• [PROBLEM DETAILS] Extract, from the records beneath this instruction, each line that contains the word "title".

= = = = =

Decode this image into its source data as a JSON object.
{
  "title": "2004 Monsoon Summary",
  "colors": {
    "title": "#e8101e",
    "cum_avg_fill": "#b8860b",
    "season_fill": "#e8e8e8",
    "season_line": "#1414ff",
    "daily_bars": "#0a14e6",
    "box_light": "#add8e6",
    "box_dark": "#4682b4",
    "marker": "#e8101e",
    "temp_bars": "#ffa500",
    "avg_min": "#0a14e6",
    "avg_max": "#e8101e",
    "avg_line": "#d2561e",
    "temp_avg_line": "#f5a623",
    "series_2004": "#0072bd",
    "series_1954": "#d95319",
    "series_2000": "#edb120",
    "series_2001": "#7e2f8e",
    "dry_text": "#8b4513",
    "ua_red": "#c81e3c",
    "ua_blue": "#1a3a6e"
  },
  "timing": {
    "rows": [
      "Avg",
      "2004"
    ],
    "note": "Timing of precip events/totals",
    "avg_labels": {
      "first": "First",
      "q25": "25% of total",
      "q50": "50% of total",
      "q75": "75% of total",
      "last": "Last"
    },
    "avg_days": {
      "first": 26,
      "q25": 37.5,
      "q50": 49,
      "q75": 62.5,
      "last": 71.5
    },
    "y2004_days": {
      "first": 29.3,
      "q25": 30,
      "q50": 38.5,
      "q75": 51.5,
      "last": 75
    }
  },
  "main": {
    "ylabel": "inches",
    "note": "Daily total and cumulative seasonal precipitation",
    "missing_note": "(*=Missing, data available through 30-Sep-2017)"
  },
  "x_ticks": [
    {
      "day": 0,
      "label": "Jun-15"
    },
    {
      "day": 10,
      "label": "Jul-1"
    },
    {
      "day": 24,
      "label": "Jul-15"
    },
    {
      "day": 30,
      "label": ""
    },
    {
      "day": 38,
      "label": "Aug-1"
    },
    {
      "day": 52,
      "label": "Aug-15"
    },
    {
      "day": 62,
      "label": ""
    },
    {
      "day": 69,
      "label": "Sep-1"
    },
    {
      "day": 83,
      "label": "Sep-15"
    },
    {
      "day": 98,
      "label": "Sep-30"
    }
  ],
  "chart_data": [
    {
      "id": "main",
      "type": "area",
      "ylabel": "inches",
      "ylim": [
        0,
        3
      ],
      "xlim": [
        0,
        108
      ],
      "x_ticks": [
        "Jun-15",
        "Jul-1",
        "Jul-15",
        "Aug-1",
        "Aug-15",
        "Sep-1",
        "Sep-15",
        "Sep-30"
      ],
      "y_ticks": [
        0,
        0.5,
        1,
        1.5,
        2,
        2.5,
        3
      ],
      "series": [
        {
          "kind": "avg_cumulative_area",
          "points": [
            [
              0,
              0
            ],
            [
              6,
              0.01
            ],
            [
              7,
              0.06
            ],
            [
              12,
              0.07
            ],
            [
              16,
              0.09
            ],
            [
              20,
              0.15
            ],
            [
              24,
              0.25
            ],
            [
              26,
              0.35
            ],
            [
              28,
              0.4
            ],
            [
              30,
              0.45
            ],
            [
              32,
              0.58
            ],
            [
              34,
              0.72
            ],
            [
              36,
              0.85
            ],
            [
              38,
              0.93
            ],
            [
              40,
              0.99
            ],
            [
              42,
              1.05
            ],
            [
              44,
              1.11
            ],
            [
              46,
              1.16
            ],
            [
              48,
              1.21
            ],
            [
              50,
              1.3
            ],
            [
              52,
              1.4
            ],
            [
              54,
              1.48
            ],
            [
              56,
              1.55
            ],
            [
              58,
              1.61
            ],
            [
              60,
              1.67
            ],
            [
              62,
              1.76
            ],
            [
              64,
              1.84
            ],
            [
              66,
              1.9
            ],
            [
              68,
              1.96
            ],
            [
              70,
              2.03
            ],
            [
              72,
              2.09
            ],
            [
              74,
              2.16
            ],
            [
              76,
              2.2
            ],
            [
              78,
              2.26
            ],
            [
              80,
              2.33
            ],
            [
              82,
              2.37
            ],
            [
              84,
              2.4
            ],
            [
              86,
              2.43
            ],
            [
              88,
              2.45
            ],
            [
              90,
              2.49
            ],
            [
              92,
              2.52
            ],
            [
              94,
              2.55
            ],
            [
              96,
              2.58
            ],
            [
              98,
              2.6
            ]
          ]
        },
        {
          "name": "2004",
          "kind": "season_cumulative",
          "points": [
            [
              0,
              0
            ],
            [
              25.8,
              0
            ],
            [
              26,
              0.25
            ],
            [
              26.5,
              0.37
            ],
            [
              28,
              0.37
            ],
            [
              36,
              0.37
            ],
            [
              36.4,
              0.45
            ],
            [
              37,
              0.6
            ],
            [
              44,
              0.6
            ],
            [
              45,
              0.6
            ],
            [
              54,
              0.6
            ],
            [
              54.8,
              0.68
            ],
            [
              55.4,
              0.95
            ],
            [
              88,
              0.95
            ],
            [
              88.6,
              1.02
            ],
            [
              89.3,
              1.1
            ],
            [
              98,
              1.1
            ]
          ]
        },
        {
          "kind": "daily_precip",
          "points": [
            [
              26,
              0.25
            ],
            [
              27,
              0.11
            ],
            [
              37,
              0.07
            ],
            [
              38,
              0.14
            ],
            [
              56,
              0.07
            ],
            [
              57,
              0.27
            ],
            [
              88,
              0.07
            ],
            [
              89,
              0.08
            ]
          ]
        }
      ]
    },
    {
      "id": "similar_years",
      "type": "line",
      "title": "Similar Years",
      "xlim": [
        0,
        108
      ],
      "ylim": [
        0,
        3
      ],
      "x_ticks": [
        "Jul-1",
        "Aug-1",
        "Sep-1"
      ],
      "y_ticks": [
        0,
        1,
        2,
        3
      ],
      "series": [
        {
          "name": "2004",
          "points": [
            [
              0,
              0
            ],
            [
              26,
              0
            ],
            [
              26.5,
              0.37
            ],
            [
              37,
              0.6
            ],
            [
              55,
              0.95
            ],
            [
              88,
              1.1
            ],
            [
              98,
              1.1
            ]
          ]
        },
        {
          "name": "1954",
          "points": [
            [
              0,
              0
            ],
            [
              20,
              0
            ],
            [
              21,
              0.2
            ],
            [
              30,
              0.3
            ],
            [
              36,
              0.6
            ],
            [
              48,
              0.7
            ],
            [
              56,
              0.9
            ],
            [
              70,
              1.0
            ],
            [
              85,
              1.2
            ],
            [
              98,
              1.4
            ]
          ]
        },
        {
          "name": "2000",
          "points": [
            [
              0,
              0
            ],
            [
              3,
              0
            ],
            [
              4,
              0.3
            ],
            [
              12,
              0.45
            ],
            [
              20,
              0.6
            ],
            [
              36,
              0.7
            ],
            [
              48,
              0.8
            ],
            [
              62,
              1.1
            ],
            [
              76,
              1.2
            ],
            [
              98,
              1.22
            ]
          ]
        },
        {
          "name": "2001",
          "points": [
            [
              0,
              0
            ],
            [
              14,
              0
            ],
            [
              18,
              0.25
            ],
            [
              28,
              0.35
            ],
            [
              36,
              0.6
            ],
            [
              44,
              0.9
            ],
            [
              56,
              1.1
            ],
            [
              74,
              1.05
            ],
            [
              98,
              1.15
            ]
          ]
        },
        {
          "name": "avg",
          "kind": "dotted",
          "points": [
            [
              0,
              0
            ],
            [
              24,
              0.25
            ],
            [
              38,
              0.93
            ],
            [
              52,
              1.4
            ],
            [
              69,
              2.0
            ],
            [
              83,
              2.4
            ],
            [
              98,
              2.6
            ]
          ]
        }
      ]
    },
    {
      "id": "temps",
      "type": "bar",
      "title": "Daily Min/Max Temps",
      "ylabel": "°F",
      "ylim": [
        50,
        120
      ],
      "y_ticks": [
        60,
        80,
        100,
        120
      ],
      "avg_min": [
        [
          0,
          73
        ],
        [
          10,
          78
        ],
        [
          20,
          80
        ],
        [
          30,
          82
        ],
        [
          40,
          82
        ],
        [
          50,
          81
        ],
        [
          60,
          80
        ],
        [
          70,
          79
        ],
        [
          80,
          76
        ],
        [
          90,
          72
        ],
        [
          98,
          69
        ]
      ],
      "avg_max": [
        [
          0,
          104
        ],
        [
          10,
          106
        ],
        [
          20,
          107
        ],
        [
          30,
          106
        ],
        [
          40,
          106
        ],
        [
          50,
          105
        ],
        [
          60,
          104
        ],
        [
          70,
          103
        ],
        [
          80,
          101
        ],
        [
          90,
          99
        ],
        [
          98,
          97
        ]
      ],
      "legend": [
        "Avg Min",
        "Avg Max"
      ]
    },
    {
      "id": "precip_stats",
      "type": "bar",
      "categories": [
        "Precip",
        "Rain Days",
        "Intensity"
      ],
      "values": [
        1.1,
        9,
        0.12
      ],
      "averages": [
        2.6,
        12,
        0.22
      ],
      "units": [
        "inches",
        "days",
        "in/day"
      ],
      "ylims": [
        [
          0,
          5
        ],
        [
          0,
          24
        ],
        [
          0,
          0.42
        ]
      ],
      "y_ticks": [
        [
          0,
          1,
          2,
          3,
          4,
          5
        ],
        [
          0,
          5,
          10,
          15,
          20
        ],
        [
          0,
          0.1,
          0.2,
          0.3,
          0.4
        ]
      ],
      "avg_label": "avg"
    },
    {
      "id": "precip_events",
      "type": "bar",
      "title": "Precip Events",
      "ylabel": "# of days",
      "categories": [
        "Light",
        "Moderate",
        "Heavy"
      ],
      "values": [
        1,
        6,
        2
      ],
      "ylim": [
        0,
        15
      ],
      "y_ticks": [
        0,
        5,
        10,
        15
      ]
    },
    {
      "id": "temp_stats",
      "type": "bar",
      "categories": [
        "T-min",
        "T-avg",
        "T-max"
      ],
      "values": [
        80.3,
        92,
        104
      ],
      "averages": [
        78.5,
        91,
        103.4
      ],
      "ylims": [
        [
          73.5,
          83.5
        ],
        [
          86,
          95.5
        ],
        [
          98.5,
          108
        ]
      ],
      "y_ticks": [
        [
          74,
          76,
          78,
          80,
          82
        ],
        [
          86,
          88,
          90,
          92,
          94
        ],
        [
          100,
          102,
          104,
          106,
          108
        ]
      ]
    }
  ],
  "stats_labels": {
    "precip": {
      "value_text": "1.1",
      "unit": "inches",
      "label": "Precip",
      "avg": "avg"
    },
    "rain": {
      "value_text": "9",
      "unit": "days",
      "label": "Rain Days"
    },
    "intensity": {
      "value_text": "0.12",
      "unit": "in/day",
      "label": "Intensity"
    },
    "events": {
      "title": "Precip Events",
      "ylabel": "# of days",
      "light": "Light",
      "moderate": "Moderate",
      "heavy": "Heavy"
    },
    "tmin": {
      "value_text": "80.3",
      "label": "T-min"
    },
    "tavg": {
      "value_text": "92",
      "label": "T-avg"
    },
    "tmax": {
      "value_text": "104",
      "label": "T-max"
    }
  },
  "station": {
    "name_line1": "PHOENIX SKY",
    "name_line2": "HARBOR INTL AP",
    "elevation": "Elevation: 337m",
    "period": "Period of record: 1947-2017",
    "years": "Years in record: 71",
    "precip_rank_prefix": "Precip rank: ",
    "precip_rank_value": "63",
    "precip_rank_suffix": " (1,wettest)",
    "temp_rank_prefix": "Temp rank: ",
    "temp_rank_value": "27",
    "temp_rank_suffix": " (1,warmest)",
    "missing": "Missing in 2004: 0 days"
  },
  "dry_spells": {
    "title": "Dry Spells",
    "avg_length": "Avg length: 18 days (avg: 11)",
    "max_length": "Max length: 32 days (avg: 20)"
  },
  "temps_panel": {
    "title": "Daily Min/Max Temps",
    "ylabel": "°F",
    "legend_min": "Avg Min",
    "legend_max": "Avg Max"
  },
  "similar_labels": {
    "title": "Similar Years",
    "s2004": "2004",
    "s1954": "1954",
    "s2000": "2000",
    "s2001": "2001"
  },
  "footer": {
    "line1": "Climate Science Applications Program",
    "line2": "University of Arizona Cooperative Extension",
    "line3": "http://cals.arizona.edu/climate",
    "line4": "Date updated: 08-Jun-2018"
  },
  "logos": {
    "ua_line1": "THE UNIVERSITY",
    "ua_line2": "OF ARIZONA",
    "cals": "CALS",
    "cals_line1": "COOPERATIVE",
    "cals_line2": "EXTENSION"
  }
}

= = = = =

• [COMPLETE RESPONSE]
  "title": "2004 Monsoon Summary",
    "title": "#e8101e",
      "title": "Similar Years",
      "title": "Daily Min/Max Temps",
      "title": "Precip Events",
      "title": "Precip Events",
    "title": "Dry Spells",
    "title": "Daily Min/Max Temps",
    "title": "Similar Years",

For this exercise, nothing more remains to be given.